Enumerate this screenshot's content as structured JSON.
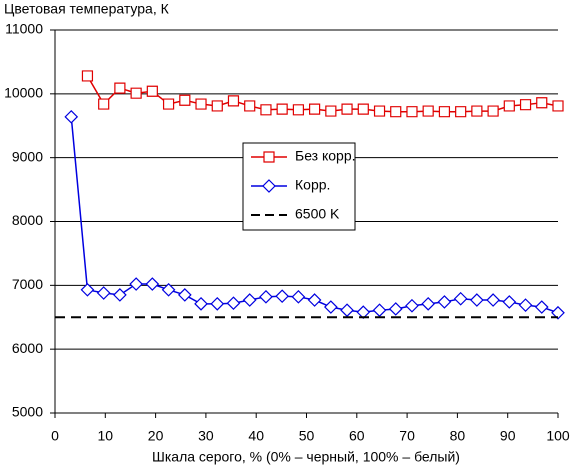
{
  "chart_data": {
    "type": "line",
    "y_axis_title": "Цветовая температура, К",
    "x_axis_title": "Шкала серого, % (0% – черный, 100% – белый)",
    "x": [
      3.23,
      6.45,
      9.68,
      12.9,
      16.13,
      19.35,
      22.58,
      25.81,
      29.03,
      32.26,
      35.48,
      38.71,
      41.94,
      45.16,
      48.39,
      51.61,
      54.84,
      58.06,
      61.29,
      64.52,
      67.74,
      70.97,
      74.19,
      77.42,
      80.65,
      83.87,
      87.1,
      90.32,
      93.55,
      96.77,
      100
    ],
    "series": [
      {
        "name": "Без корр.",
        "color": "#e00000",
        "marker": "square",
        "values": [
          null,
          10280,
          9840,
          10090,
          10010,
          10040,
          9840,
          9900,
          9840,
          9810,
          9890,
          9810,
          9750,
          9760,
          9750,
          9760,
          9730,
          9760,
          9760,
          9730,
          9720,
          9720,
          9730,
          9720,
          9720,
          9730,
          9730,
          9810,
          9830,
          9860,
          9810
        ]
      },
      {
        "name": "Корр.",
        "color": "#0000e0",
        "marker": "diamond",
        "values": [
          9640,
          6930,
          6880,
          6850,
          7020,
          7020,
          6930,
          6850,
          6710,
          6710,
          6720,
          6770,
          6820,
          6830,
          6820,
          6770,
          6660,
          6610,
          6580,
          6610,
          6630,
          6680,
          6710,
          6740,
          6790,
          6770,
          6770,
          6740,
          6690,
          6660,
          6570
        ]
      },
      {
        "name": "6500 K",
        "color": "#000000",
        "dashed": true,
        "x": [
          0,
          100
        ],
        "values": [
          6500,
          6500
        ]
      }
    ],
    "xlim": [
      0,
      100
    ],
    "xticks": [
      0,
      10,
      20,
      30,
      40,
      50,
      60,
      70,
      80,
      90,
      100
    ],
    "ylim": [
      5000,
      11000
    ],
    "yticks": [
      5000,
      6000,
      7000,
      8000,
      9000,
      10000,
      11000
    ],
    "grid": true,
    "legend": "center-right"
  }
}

*****

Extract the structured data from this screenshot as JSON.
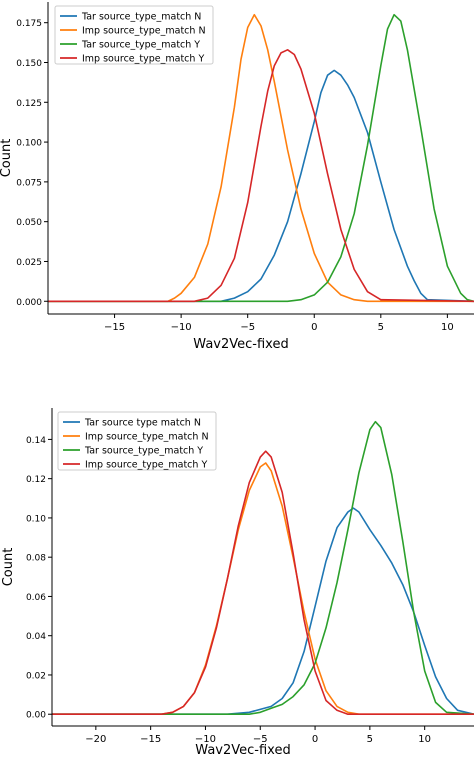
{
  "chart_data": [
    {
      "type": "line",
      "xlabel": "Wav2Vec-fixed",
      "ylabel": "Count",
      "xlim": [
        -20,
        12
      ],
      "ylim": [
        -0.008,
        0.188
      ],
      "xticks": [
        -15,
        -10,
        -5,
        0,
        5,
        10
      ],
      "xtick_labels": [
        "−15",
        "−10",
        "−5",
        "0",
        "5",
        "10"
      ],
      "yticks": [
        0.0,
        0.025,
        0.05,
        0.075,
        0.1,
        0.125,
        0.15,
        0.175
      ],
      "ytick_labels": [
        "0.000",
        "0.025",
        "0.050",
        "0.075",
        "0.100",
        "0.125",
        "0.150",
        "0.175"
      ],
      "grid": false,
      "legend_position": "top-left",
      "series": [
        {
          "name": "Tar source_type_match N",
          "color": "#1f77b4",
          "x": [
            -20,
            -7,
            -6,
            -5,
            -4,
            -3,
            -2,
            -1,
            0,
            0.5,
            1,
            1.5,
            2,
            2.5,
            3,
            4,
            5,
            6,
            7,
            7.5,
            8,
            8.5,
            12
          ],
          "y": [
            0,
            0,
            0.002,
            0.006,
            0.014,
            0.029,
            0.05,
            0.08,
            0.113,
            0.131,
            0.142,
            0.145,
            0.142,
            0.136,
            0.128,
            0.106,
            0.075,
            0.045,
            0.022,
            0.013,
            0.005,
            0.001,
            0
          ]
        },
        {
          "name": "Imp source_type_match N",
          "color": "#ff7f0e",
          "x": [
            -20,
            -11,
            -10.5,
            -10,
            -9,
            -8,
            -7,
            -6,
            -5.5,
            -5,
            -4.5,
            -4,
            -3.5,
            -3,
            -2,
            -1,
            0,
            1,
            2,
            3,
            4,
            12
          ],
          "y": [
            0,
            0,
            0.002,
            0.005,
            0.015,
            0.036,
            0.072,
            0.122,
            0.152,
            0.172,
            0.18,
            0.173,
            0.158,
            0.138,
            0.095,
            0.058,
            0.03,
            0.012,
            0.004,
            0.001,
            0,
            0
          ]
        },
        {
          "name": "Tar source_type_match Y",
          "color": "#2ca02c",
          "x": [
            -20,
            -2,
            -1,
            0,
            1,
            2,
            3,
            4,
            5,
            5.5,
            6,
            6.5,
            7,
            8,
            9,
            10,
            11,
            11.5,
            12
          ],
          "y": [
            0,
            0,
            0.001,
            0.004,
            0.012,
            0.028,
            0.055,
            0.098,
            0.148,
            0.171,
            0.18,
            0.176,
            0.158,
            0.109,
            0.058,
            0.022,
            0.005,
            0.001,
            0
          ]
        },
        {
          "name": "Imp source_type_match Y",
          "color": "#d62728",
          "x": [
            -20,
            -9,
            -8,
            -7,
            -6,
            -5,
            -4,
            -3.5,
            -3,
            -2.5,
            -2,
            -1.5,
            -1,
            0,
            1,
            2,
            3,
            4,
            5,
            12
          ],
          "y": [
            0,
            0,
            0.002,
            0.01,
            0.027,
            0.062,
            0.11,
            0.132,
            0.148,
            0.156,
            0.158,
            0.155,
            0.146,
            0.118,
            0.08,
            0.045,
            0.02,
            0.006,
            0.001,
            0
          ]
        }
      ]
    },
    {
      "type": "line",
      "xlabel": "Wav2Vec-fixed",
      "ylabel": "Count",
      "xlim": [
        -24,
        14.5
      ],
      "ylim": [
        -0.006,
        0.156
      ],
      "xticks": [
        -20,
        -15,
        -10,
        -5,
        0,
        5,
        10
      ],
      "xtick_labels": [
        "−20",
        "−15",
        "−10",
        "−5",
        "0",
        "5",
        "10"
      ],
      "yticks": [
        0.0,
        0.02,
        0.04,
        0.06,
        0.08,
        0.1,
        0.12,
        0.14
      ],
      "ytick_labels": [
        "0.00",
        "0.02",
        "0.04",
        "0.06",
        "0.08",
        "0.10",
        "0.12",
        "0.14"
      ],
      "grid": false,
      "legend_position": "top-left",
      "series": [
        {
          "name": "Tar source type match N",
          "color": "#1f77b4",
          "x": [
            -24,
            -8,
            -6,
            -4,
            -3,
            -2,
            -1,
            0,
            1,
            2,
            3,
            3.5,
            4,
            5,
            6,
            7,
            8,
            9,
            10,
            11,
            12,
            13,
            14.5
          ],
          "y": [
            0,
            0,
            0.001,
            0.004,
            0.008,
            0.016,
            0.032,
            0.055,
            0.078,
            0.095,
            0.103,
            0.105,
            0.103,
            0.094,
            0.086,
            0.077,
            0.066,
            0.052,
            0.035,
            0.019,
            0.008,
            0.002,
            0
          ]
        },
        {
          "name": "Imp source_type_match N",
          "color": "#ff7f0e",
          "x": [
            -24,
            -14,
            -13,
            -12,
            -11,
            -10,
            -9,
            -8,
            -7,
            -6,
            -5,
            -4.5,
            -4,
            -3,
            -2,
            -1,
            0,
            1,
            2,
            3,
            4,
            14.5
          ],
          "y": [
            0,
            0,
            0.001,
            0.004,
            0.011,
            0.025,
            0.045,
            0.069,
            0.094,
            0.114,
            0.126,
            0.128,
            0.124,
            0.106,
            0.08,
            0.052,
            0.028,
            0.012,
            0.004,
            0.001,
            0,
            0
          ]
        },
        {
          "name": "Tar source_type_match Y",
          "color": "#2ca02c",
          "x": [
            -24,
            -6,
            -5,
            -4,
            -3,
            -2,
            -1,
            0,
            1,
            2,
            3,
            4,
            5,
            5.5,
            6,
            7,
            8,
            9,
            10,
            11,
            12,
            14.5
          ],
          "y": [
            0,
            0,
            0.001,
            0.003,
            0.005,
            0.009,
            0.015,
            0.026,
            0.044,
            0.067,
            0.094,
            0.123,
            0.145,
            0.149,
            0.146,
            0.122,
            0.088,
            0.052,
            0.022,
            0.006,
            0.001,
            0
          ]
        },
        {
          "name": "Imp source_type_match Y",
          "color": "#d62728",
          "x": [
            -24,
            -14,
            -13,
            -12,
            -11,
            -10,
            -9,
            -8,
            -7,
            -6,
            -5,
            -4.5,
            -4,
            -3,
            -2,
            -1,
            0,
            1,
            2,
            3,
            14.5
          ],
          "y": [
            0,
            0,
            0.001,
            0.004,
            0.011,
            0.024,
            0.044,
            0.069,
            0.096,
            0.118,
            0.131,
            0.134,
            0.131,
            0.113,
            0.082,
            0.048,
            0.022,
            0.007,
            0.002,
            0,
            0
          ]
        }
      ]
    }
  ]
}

*****

Go over the data above and copy every line that has the word "structured" in it.

*Result below*:
Enumerate this screenshot's content as structured JSON.
Extract the structured data from this screenshot as JSON.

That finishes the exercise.